> [THE PROBLEM]:
Write out the records word for word, starting at their first line and stopping after the line that contains "image-title: Histogram Equalized".

:: EXERCISE INPUTS

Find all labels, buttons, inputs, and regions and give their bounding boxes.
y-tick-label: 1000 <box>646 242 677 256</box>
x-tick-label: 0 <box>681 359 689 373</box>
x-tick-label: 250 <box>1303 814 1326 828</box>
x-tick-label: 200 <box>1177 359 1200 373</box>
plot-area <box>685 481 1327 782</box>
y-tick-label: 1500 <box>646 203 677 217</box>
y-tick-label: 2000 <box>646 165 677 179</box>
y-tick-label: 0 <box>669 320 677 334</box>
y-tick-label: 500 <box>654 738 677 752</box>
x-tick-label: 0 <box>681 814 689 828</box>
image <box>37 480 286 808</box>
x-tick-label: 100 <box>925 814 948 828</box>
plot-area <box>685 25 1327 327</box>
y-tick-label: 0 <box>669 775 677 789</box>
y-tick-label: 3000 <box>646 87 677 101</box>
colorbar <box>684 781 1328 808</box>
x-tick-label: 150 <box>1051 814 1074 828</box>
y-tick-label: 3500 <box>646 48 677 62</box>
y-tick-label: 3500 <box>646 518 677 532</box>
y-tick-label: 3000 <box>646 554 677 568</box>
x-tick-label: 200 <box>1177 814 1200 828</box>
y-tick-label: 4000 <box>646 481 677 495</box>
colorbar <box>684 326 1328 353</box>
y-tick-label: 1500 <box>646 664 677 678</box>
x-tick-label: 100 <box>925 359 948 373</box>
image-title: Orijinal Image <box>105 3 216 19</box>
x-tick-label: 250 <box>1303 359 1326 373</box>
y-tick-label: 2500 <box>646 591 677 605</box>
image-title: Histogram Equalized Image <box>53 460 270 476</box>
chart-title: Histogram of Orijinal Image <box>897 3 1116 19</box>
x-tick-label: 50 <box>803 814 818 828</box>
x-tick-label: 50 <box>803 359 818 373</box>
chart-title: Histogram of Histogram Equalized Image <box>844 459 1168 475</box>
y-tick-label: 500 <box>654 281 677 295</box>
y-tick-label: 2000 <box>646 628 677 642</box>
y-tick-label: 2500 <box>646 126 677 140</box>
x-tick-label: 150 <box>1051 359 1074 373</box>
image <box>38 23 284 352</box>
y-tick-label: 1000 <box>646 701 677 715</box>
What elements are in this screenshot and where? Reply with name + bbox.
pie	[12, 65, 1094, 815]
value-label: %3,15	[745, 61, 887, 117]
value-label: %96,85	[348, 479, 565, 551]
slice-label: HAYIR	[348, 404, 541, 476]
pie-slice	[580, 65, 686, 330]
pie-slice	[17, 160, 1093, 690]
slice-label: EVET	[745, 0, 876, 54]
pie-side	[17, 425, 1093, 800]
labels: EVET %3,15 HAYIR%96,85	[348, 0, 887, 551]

::::

> [TASK RESULT]:
Find all labels, buttons, inputs, and regions and give their bounding boxes.
y-tick-label: 1000 <box>646 242 677 256</box>
x-tick-label: 0 <box>681 359 689 373</box>
x-tick-label: 250 <box>1303 814 1326 828</box>
x-tick-label: 200 <box>1177 359 1200 373</box>
plot-area <box>685 481 1327 782</box>
y-tick-label: 1500 <box>646 203 677 217</box>
y-tick-label: 2000 <box>646 165 677 179</box>
y-tick-label: 0 <box>669 320 677 334</box>
y-tick-label: 500 <box>654 738 677 752</box>
x-tick-label: 0 <box>681 814 689 828</box>
image <box>37 480 286 808</box>
x-tick-label: 100 <box>925 814 948 828</box>
plot-area <box>685 25 1327 327</box>
y-tick-label: 0 <box>669 775 677 789</box>
y-tick-label: 3000 <box>646 87 677 101</box>
colorbar <box>684 781 1328 808</box>
x-tick-label: 150 <box>1051 814 1074 828</box>
y-tick-label: 3500 <box>646 48 677 62</box>
y-tick-label: 3500 <box>646 518 677 532</box>
y-tick-label: 3000 <box>646 554 677 568</box>
x-tick-label: 200 <box>1177 814 1200 828</box>
y-tick-label: 4000 <box>646 481 677 495</box>
colorbar <box>684 326 1328 353</box>
y-tick-label: 1500 <box>646 664 677 678</box>
x-tick-label: 100 <box>925 359 948 373</box>
image-title: Orijinal Image <box>105 3 216 19</box>
x-tick-label: 250 <box>1303 359 1326 373</box>
y-tick-label: 2500 <box>646 591 677 605</box>
image-title: Histogram Equalized Image <box>53 460 270 476</box>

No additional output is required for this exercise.